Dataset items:
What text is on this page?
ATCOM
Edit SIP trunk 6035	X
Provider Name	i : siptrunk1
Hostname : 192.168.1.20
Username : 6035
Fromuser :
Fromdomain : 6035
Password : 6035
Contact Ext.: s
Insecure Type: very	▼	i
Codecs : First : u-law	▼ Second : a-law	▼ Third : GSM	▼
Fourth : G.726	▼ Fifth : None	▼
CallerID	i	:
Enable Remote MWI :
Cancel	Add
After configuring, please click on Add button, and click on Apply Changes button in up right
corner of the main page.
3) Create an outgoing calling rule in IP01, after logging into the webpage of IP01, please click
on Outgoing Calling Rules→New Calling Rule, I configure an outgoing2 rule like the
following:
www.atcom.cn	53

Task objective: Print all the data exactly.

Task solution:
What text is on this page?
ATCOM
Edit SIP trunk 6035	X
Provider Name	i : siptrunk1
Hostname : 192.168.1.20
Username : 6035
Fromuser :
Fromdomain : 6035
Password : 6035
Contact Ext.: s
Insecure Type: very	▼	i
Codecs : First : u-law	▼ Second : a-law	▼ Third : GSM	▼
Fourth : G.726	▼ Fifth : None	▼
CallerID	i	:
Enable Remote MWI :
Cancel	Add
After configuring, please click on Add button, and click on Apply Changes button in up right
corner of the main page.
3) Create an outgoing calling rule in IP01, after logging into the webpage of IP01, please click
on Outgoing Calling Rules→New Calling Rule, I configure an outgoing2 rule like the
following:
www.atcom.cn	53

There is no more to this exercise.